__Figure data in JSON__:
--- BEGIN ---

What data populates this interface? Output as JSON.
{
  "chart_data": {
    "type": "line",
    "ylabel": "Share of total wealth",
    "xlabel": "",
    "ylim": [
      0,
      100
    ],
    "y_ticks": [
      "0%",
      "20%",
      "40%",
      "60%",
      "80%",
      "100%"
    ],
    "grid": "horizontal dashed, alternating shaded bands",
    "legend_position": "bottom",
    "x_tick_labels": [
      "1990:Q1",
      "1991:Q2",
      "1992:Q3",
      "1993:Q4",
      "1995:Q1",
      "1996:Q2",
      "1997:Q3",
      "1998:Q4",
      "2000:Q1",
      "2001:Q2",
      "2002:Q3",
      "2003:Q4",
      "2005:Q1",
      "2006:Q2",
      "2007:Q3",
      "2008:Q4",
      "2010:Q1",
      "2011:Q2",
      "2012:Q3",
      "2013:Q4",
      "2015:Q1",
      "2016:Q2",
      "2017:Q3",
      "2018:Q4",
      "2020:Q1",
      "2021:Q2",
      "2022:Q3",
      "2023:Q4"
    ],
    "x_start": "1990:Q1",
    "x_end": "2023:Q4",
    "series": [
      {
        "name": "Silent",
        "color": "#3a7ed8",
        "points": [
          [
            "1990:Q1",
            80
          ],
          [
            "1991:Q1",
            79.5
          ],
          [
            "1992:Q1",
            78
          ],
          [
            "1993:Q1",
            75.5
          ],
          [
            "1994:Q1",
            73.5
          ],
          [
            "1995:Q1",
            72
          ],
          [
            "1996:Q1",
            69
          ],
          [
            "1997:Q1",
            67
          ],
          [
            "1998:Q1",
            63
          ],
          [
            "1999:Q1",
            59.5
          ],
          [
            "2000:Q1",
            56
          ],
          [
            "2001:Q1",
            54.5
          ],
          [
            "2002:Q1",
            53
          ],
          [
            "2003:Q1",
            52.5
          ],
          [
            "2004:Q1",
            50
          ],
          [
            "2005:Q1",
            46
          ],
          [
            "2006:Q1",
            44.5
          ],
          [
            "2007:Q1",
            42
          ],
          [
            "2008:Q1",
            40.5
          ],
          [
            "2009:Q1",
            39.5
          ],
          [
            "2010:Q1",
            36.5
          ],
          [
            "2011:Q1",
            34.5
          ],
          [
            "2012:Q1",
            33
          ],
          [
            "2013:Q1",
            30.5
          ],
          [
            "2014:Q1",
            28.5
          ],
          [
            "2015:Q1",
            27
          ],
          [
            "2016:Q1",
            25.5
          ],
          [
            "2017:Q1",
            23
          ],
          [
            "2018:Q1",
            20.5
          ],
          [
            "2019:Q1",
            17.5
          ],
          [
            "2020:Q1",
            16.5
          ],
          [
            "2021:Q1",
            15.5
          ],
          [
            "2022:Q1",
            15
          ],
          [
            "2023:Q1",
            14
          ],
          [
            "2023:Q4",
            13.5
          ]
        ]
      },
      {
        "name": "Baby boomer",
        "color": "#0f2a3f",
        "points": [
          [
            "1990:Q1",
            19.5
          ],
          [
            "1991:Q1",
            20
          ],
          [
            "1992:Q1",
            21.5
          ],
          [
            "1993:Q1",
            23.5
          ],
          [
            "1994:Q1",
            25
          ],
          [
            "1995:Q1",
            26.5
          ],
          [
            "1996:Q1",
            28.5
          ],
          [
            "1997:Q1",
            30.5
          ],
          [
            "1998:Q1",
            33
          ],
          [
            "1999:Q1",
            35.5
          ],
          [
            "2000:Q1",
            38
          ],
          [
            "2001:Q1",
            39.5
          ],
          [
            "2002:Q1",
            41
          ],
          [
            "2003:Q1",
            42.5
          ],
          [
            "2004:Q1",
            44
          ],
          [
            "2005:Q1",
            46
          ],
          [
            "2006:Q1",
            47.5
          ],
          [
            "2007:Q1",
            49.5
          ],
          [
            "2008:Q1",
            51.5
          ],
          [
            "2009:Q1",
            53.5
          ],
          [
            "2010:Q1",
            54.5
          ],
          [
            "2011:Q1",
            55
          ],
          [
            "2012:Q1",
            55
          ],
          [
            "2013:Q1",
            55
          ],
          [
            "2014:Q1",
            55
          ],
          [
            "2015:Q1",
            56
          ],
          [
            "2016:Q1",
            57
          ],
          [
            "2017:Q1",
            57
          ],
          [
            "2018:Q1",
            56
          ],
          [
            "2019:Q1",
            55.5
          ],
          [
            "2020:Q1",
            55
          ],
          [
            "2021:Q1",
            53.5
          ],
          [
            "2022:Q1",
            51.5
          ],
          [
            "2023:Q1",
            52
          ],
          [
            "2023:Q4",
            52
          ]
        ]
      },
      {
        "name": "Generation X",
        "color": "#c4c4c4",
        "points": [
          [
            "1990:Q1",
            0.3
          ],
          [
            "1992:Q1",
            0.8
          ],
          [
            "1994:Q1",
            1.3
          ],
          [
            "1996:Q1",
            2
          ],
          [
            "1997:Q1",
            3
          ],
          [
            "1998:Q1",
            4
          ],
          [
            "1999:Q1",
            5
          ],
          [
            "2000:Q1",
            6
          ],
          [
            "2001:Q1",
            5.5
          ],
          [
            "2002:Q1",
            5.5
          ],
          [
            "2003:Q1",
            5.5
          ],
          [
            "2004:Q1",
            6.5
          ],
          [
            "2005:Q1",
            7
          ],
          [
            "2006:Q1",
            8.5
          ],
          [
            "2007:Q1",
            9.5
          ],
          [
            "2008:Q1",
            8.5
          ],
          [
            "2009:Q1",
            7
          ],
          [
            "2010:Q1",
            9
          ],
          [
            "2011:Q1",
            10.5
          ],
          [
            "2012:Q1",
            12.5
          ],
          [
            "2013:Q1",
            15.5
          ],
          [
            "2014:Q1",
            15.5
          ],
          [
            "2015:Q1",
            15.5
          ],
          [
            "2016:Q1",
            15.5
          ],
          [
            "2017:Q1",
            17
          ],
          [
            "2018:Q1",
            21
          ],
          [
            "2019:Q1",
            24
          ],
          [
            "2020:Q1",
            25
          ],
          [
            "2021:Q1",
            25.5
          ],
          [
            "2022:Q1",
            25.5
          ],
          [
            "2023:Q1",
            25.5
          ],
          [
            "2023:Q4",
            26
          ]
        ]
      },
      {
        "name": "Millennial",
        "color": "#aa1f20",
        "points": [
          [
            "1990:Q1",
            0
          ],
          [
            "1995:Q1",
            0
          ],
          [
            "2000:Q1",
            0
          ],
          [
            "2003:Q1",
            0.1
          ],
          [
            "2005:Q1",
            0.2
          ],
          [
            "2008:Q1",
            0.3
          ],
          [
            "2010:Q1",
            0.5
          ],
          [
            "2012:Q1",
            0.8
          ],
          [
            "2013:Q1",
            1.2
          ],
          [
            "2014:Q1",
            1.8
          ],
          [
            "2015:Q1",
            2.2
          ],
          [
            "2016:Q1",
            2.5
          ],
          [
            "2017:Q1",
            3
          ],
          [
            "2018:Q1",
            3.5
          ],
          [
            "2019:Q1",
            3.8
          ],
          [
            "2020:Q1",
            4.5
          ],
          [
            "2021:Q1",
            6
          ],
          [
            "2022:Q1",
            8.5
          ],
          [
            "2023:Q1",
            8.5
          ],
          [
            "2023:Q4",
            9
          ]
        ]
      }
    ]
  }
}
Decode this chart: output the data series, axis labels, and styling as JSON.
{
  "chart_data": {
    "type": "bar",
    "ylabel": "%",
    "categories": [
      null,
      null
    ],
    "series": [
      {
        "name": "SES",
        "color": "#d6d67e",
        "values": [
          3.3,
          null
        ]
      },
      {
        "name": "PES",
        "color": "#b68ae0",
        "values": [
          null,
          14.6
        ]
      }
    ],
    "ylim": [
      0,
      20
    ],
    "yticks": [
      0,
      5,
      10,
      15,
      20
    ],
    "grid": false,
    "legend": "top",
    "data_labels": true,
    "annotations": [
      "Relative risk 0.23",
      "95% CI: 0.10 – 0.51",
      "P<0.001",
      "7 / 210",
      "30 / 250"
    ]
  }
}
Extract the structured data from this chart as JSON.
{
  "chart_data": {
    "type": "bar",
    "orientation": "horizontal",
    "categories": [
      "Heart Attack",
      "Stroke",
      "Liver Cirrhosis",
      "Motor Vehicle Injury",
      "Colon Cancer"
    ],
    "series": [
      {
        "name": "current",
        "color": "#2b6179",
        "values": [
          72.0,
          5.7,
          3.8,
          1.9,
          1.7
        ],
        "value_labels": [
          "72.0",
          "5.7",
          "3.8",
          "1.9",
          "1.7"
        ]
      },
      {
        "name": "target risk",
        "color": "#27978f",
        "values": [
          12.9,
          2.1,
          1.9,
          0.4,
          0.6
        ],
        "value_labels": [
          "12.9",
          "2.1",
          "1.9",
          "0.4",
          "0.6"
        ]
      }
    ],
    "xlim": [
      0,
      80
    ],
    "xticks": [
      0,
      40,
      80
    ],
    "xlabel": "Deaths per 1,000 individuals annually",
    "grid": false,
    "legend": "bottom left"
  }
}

--- END ---

__Work to do__: State how many lines include the string "horizontal", and nothing more.

__Result for this exercise__: 2